WHAT IS NEEDED - Check each line of the entries below for the string "unit"; copy every line where it appears.

++++++++++

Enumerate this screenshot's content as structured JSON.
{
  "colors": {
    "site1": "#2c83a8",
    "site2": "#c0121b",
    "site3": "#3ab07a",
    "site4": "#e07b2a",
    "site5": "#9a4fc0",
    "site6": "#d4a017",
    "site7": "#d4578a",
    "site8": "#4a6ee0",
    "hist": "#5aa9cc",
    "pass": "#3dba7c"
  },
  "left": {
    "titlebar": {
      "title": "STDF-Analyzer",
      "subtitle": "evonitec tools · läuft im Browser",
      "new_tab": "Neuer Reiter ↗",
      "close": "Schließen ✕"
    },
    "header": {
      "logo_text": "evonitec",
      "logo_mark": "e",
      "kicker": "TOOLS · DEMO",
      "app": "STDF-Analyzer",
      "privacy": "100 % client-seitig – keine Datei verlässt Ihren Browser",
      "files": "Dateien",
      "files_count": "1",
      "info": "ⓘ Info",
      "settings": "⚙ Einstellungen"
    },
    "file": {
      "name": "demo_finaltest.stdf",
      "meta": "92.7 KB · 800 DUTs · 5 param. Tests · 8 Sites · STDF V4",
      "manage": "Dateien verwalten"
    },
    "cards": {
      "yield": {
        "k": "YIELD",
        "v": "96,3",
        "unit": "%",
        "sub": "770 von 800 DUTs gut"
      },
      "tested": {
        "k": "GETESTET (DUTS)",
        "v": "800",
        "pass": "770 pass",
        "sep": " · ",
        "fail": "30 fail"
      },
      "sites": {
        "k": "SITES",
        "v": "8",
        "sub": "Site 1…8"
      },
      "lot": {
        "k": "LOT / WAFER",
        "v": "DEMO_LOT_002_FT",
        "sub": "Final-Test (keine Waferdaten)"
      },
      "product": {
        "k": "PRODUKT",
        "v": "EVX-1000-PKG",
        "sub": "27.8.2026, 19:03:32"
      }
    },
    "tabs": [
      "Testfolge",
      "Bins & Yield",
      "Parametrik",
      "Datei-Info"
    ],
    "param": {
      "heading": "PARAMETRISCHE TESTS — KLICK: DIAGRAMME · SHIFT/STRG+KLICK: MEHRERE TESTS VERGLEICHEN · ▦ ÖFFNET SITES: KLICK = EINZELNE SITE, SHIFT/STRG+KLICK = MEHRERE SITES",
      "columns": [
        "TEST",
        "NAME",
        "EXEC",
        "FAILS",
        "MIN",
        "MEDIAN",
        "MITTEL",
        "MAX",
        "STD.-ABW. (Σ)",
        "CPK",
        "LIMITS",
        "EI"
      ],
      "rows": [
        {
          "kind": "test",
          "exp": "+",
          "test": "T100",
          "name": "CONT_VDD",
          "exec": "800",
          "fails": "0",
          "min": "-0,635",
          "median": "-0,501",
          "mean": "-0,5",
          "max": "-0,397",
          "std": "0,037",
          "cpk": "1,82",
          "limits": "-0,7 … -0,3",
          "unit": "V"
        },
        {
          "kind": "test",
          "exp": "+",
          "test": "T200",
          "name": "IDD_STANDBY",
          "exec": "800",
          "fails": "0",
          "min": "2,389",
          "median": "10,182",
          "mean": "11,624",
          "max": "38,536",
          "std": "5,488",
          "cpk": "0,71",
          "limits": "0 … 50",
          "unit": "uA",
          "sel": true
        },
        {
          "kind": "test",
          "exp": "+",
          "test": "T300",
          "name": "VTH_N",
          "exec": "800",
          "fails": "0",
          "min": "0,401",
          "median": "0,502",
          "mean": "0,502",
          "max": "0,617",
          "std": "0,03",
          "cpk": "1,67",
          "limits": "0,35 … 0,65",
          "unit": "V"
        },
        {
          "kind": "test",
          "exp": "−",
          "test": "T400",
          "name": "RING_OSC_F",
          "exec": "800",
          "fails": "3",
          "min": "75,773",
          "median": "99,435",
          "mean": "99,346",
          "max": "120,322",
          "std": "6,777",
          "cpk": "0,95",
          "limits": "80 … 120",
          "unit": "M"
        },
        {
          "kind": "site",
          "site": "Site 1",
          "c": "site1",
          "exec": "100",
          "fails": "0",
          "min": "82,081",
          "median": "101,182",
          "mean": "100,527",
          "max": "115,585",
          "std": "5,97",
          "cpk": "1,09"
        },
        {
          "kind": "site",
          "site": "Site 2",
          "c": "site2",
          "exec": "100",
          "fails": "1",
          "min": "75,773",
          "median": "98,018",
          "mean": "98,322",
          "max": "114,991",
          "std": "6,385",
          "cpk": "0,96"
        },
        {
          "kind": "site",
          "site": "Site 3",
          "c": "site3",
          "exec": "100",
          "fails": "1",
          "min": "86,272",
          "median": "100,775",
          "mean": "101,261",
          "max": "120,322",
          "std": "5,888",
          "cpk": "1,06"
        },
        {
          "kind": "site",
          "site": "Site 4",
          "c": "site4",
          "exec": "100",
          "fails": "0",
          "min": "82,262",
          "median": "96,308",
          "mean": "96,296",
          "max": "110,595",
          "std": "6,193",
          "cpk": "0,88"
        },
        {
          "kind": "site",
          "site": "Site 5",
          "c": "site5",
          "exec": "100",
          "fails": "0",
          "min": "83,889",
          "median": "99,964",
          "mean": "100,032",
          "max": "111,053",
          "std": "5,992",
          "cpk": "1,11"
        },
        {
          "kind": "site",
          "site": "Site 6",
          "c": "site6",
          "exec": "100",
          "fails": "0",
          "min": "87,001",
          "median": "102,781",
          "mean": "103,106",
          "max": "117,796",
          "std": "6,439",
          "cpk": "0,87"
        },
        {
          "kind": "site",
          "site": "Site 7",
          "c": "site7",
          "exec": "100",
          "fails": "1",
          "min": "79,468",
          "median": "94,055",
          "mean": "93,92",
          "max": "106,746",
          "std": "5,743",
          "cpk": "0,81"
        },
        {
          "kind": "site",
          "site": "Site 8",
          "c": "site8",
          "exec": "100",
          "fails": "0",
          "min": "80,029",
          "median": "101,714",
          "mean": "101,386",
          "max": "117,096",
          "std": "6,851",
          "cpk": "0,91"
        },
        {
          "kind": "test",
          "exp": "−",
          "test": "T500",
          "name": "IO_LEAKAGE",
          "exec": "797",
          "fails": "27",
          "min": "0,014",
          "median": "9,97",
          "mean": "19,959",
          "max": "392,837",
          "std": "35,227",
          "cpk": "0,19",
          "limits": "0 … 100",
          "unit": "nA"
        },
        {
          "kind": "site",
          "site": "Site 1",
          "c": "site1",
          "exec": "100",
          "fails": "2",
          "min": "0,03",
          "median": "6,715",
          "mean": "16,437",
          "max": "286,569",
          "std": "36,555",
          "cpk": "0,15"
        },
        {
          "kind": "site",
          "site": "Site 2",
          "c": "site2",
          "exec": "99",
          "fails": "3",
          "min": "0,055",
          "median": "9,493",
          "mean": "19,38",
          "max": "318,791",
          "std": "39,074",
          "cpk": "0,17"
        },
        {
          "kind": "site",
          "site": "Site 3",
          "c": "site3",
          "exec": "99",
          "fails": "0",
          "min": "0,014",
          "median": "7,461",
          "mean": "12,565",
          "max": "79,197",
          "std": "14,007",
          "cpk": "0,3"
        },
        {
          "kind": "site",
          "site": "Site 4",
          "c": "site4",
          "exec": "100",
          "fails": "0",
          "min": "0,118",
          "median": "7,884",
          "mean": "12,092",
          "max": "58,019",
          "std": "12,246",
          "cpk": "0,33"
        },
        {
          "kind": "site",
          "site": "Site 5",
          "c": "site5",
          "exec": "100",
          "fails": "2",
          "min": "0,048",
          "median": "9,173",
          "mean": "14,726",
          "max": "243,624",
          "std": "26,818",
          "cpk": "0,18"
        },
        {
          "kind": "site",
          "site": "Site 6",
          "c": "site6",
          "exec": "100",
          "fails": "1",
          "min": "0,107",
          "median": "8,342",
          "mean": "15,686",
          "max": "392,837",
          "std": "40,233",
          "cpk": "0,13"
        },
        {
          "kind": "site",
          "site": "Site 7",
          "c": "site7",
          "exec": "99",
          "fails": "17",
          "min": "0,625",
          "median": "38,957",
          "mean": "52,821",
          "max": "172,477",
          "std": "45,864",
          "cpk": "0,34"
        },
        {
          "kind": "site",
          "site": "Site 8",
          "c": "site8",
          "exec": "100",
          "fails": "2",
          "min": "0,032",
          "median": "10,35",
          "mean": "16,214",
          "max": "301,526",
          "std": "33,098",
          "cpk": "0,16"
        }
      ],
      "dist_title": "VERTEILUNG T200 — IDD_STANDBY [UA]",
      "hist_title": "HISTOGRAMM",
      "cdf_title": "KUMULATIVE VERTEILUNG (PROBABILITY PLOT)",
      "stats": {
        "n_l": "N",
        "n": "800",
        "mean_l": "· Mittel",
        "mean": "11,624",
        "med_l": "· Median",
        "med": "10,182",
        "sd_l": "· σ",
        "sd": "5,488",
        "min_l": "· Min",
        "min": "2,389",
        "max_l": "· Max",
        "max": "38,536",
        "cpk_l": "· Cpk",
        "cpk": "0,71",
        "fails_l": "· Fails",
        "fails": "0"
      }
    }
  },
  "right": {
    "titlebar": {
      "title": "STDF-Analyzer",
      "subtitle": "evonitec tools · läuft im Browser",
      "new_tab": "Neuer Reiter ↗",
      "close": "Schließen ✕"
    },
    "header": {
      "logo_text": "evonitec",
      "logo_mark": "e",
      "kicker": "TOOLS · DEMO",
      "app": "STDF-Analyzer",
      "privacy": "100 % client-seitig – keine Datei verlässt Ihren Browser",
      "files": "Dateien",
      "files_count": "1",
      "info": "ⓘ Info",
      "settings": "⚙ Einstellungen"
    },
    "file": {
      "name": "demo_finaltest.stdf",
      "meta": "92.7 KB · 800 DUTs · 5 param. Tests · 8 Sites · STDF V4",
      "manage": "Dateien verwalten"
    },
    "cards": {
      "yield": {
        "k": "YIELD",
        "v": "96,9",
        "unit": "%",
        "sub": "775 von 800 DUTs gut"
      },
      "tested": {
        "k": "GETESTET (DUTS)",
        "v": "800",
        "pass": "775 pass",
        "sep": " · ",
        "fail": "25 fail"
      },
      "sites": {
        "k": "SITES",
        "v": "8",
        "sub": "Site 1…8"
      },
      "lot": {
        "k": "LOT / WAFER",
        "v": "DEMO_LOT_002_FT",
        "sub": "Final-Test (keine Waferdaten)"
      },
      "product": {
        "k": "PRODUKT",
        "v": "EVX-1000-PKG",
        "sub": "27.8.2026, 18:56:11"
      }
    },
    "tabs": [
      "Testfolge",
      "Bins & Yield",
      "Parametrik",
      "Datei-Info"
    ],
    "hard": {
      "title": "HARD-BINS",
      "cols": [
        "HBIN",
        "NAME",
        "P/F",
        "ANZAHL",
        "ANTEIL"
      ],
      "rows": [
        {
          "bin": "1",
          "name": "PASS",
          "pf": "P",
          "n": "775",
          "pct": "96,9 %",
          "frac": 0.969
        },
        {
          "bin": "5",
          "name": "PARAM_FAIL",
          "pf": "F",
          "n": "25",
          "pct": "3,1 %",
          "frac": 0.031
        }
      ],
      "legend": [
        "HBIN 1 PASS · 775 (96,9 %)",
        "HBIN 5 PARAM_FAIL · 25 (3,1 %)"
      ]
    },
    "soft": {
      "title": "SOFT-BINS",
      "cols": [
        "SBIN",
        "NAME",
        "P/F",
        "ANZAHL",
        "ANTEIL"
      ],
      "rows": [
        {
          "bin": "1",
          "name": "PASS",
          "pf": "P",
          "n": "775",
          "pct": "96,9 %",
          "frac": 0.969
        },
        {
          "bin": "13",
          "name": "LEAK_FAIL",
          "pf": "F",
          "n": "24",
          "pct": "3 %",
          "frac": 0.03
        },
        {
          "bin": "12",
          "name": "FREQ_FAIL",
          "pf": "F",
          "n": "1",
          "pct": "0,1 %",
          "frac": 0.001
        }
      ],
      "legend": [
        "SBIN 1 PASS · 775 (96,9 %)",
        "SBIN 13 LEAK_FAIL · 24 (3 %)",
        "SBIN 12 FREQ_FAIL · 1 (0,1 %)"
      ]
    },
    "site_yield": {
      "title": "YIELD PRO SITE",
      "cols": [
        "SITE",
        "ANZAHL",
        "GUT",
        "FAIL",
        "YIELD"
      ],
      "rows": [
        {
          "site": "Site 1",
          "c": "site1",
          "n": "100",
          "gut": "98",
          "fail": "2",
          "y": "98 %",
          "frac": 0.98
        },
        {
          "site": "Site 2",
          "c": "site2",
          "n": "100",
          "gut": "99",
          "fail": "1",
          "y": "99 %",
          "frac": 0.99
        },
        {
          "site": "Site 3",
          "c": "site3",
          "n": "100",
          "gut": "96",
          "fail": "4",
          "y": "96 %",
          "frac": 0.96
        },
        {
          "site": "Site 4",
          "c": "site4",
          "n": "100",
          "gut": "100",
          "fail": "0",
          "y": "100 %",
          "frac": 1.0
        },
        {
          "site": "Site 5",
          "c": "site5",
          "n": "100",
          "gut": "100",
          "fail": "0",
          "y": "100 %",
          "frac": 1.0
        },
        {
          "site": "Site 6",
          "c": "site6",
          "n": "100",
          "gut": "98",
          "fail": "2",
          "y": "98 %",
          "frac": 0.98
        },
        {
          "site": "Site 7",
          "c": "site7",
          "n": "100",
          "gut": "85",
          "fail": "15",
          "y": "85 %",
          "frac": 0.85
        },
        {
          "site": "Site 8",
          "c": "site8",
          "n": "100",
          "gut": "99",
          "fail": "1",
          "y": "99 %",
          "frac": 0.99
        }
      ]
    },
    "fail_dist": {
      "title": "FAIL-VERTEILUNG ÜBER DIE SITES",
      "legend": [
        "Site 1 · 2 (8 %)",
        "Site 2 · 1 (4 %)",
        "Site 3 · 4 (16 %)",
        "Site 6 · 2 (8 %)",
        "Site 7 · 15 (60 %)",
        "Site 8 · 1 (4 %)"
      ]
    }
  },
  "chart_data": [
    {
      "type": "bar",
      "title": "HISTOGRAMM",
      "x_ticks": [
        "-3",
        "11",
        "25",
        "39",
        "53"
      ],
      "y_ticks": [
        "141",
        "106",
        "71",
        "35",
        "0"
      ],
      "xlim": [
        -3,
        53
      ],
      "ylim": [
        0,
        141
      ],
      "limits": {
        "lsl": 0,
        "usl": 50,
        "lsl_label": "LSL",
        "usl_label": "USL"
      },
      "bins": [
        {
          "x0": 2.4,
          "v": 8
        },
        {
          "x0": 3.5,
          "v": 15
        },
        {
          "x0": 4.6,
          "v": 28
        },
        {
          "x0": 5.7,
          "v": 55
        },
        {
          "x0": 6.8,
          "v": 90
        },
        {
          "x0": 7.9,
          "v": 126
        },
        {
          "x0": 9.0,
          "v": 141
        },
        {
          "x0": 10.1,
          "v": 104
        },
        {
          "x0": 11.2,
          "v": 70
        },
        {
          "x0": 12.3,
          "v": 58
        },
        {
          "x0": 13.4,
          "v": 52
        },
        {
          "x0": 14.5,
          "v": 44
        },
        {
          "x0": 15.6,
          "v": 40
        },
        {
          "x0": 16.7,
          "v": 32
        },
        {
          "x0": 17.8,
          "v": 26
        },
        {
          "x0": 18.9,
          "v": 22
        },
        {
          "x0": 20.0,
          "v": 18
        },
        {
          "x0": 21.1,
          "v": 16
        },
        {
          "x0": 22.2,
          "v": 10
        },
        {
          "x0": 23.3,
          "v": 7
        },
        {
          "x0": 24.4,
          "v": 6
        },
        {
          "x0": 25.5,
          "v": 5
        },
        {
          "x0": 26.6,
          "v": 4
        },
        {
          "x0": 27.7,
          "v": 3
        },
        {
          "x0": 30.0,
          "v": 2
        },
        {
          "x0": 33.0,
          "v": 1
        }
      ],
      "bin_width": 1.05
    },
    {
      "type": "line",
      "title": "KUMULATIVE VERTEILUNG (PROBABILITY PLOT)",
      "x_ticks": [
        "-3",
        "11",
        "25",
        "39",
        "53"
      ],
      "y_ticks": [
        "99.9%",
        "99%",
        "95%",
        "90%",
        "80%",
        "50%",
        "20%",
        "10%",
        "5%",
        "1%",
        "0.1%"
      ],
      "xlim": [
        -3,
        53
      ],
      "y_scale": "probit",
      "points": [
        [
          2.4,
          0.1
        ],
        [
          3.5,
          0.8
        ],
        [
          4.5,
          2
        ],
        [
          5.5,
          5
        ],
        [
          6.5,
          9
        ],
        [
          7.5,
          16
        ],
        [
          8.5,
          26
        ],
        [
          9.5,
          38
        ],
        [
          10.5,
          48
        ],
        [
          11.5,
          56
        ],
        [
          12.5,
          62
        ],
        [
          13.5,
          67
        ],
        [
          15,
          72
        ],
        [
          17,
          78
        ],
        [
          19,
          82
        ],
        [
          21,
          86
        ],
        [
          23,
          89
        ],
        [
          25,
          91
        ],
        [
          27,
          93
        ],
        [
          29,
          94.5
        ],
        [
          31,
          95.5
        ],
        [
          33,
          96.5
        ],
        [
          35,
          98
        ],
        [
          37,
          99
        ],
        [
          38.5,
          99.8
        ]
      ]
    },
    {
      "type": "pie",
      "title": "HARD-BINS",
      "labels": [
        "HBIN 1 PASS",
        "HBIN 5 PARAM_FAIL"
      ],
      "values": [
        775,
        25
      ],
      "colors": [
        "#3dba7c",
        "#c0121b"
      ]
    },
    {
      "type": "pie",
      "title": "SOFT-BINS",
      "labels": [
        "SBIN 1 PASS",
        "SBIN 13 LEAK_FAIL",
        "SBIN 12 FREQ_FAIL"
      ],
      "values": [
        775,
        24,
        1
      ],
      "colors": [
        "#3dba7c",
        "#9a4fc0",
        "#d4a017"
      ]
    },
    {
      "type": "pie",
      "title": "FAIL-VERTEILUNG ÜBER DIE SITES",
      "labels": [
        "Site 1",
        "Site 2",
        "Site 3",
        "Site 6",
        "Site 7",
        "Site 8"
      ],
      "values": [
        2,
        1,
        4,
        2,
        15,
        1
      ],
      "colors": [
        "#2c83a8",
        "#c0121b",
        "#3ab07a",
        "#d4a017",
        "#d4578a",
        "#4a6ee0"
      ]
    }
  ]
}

++++++++++

EXERCISE ANSWER -
        "unit": "%",
          "unit": "V"
          "unit": "uA",
          "unit": "V"
          "unit": "M"
          "unit": "nA"
        "unit": "%",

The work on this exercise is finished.